EXERCISE
Please report every line in the material below where the word "tumors" is found.

DATA FOR ANALYSIS
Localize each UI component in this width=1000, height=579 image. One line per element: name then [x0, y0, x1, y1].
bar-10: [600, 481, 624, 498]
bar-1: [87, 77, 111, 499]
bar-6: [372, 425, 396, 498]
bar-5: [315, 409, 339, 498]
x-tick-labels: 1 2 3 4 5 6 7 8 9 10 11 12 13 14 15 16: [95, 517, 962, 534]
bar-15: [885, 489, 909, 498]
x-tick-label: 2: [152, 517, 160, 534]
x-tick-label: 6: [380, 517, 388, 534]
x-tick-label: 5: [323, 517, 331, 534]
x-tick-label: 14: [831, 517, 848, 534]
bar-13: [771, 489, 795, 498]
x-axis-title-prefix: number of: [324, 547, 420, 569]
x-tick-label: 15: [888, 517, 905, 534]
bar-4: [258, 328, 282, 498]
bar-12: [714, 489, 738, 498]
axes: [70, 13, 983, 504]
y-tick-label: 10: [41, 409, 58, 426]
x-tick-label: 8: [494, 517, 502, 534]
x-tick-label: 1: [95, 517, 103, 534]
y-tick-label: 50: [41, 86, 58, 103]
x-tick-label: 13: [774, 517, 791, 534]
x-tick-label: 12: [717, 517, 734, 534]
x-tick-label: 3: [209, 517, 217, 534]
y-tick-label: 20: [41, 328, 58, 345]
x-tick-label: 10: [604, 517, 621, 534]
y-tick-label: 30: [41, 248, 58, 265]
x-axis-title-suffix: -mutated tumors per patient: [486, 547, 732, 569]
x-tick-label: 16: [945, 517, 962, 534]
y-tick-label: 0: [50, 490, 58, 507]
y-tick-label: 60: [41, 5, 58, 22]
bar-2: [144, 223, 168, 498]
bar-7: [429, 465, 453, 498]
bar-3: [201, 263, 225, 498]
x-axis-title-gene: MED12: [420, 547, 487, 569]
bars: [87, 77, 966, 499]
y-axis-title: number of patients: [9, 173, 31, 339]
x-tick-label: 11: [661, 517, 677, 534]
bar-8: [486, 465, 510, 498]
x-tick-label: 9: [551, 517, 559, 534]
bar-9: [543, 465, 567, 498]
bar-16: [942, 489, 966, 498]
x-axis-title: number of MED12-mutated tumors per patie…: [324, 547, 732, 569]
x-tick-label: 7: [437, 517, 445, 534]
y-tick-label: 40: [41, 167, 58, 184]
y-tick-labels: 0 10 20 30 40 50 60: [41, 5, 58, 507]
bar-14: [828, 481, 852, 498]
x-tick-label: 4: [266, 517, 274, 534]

RESPONSE AREA
x-axis-title-suffix: -mutated tumors per patient: [486, 547, 732, 569]
x-axis-title: number of MED12-mutated tumors per patie…: [324, 547, 732, 569]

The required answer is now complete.